* Begin *

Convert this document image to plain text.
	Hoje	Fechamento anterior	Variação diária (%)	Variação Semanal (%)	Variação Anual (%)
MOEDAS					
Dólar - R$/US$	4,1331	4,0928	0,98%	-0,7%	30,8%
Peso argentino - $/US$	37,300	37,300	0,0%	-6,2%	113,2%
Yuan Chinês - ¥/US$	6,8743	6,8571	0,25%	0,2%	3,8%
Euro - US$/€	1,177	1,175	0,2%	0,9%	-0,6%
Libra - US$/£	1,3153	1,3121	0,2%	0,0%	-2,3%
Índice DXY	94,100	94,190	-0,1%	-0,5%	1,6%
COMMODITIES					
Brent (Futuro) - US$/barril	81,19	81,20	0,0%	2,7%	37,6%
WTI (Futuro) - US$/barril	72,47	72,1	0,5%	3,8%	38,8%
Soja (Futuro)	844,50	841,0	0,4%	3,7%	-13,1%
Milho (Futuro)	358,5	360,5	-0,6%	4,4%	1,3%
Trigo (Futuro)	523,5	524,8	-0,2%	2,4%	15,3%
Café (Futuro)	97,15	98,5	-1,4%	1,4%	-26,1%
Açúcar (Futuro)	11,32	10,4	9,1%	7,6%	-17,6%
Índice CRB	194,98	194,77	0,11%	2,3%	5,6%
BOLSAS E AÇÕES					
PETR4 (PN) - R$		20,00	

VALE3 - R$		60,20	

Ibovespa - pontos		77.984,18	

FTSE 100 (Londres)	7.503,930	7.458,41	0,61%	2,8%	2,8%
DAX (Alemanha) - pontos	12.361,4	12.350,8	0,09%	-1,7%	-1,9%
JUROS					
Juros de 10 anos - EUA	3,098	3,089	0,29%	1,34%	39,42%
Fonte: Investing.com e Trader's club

* End *

Lines holding the word "pontos" should be counted across the entries; state only how many there are.

Output for this exercise: 2